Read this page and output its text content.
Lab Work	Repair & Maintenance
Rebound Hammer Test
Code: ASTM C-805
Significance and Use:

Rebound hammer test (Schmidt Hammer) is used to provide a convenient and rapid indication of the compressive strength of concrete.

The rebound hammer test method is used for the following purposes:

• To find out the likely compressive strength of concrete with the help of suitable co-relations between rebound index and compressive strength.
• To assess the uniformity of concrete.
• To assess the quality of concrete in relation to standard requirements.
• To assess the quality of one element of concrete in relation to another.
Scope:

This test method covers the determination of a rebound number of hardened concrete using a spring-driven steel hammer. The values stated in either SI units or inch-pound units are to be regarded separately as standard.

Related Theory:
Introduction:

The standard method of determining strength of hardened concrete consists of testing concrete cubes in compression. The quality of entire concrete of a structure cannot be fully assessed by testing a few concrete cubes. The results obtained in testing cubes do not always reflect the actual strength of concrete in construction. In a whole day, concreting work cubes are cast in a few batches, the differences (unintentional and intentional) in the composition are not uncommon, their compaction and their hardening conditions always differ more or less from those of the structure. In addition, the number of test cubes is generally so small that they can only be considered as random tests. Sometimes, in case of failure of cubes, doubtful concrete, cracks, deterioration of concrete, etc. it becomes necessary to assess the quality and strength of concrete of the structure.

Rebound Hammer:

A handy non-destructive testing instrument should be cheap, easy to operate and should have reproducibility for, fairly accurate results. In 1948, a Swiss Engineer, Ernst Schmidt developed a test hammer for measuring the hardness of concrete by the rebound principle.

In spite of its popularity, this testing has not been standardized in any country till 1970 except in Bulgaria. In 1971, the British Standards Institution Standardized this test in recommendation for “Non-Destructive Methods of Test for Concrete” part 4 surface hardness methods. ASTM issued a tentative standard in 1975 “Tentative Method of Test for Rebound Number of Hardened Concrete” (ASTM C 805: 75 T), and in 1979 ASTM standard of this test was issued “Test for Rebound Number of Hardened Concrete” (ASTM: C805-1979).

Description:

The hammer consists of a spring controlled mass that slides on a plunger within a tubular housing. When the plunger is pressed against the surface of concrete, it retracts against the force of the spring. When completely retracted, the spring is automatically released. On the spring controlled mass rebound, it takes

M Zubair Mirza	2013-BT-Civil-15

PROBLEM: Output the listing above word for word.

WRITTEN REPLY:
Read this page and output its text content.
Lab Work	Repair & Maintenance
Rebound Hammer Test
Code: ASTM C-805
Significance and Use:

Rebound hammer test (Schmidt Hammer) is used to provide a convenient and rapid indication of the compressive strength of concrete.

The rebound hammer test method is used for the following purposes:

• To find out the likely compressive strength of concrete with the help of suitable co-relations between rebound index and compressive strength.
• To assess the uniformity of concrete.
• To assess the quality of concrete in relation to standard requirements.
• To assess the quality of one element of concrete in relation to another.
Scope:

This test method covers the determination of a rebound number of hardened concrete using a spring-driven steel hammer. The values stated in either SI units or inch-pound units are to be regarded separately as standard.

Related Theory:
Introduction:

The standard method of determining strength of hardened concrete consists of testing concrete cubes in compression. The quality of entire concrete of a structure cannot be fully assessed by testing a few concrete cubes. The results obtained in testing cubes do not always reflect the actual strength of concrete in construction. In a whole day, concreting work cubes are cast in a few batches, the differences (unintentional and intentional) in the composition are not uncommon, their compaction and their hardening conditions always differ more or less from those of the structure. In addition, the number of test cubes is generally so small that they can only be considered as random tests. Sometimes, in case of failure of cubes, doubtful concrete, cracks, deterioration of concrete, etc. it becomes necessary to assess the quality and strength of concrete of the structure.

Rebound Hammer:

A handy non-destructive testing instrument should be cheap, easy to operate and should have reproducibility for, fairly accurate results. In 1948, a Swiss Engineer, Ernst Schmidt developed a test hammer for measuring the hardness of concrete by the rebound principle.

In spite of its popularity, this testing has not been standardized in any country till 1970 except in Bulgaria. In 1971, the British Standards Institution Standardized this test in recommendation for “Non-Destructive Methods of Test for Concrete” part 4 surface hardness methods. ASTM issued a tentative standard in 1975 “Tentative Method of Test for Rebound Number of Hardened Concrete” (ASTM C 805: 75 T), and in 1979 ASTM standard of this test was issued “Test for Rebound Number of Hardened Concrete” (ASTM: C805-1979).

Description:

The hammer consists of a spring controlled mass that slides on a plunger within a tubular housing. When the plunger is pressed against the surface of concrete, it retracts against the force of the spring. When completely retracted, the spring is automatically released. On the spring controlled mass rebound, it takes

M Zubair Mirza	2013-BT-Civil-15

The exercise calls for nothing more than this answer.